Task to carry out - Only the number is needed: how many lines contain the word "type"?

Begin

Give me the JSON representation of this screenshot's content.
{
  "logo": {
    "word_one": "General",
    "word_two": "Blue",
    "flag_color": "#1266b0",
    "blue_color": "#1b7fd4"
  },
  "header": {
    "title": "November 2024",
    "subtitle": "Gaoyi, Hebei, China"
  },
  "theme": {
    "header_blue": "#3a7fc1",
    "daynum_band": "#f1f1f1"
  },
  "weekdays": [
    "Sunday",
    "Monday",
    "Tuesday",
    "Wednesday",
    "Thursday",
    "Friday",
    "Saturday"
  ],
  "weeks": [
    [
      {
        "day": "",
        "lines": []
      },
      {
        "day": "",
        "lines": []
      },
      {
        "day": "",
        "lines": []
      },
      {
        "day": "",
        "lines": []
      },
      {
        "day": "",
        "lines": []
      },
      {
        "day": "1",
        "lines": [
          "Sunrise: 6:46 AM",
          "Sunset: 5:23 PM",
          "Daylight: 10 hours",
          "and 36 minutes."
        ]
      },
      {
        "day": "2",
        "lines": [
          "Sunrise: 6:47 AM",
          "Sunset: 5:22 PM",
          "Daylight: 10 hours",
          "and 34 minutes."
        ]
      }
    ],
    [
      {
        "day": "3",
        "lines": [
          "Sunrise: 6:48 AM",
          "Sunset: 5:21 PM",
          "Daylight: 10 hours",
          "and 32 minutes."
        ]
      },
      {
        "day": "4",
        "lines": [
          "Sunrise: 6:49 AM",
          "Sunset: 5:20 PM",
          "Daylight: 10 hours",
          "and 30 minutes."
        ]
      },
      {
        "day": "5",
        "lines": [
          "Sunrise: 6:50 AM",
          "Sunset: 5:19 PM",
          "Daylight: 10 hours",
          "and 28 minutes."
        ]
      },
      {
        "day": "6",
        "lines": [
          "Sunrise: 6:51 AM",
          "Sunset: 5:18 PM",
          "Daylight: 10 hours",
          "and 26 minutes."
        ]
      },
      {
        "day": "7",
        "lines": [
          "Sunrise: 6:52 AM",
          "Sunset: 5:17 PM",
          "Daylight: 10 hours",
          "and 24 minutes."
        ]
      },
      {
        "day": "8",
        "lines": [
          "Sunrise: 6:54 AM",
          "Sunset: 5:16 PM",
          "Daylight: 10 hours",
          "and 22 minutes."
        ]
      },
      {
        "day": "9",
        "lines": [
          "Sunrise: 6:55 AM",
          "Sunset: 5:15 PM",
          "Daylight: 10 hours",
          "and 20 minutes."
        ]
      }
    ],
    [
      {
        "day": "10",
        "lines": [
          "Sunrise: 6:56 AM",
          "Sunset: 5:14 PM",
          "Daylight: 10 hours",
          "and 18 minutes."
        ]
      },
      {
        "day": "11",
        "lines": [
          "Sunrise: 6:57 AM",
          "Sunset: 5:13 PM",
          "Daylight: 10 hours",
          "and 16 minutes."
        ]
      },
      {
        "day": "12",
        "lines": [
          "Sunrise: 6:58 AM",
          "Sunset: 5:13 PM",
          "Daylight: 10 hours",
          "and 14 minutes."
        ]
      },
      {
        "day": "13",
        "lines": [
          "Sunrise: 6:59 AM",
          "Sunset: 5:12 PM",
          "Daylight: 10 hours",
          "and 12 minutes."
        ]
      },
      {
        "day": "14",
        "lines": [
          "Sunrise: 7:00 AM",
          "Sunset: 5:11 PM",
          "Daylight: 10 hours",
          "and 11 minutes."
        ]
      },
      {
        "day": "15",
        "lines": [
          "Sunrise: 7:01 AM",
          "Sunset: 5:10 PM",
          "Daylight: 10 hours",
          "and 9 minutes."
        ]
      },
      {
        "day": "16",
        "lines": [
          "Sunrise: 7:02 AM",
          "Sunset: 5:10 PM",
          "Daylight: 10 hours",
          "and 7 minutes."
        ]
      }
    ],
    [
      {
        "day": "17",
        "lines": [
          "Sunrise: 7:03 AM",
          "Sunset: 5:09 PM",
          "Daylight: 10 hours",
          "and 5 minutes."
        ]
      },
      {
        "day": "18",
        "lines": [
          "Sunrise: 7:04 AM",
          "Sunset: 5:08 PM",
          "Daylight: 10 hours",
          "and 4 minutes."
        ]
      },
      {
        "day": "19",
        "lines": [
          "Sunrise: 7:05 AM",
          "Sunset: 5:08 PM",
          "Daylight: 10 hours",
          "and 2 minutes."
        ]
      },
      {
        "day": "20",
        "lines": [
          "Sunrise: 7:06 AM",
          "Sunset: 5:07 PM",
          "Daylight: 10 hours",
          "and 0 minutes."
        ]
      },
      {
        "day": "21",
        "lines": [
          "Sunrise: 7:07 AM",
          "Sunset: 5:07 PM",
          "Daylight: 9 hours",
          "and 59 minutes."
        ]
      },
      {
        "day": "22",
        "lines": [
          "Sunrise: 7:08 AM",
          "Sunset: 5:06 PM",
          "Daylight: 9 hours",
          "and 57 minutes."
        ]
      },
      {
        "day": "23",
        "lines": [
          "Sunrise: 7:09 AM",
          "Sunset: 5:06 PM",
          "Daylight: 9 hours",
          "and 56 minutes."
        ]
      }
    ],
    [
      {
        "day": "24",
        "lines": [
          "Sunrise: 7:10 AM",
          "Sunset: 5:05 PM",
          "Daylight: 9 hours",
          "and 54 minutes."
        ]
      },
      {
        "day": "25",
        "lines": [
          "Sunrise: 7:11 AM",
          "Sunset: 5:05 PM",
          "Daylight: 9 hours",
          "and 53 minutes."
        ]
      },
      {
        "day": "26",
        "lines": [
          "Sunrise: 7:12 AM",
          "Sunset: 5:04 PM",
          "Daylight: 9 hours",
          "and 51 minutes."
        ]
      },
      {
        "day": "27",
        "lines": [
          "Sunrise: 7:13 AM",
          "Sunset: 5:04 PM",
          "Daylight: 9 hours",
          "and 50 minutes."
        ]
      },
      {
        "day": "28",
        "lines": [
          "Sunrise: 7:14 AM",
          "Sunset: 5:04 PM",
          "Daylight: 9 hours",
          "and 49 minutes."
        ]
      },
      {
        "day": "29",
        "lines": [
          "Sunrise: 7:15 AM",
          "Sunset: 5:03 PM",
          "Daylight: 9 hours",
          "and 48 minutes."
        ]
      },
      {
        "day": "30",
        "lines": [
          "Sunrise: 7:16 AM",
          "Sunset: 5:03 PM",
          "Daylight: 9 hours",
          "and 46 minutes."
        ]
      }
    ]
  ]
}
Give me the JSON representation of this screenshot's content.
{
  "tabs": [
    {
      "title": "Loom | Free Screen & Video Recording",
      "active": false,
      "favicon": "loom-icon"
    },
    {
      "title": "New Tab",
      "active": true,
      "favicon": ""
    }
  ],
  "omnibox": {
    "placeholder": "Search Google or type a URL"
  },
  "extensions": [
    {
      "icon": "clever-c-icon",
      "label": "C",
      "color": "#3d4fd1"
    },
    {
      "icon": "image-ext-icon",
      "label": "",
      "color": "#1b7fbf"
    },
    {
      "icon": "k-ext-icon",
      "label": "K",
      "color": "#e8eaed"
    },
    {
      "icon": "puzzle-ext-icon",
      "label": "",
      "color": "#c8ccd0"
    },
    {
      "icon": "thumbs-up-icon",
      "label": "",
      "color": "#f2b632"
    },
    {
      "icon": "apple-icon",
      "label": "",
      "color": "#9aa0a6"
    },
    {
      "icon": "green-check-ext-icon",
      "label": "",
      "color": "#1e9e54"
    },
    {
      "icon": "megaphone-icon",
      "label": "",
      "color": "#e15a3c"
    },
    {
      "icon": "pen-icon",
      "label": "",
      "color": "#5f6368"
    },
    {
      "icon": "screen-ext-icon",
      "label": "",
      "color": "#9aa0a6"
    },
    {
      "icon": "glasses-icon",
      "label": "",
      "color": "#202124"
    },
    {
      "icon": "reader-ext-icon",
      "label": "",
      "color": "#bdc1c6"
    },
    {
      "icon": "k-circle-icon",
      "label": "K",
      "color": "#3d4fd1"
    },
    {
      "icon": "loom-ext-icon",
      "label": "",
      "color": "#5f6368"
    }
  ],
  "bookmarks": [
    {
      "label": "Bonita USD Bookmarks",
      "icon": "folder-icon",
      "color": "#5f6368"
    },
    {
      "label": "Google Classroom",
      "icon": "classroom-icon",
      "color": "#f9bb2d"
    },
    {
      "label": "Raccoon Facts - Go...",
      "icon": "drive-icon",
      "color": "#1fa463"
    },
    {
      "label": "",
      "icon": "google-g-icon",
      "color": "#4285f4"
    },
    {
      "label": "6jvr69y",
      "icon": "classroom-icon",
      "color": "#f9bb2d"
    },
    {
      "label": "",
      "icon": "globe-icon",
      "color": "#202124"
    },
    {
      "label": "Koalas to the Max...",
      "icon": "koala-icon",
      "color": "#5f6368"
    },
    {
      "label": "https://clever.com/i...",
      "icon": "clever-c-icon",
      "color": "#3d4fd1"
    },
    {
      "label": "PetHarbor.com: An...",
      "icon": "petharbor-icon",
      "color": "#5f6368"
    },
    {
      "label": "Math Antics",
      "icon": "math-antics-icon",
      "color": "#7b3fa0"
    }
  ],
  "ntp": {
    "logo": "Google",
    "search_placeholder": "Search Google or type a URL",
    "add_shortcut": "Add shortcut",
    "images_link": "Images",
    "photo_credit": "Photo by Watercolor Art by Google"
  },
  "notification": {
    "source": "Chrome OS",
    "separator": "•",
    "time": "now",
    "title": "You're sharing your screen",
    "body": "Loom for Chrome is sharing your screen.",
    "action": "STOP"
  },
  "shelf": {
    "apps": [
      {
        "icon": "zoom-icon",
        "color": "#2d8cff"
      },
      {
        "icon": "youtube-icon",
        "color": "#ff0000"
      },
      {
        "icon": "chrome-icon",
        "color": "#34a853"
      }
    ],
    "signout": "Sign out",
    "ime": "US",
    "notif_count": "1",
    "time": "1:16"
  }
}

End

Answer below - 2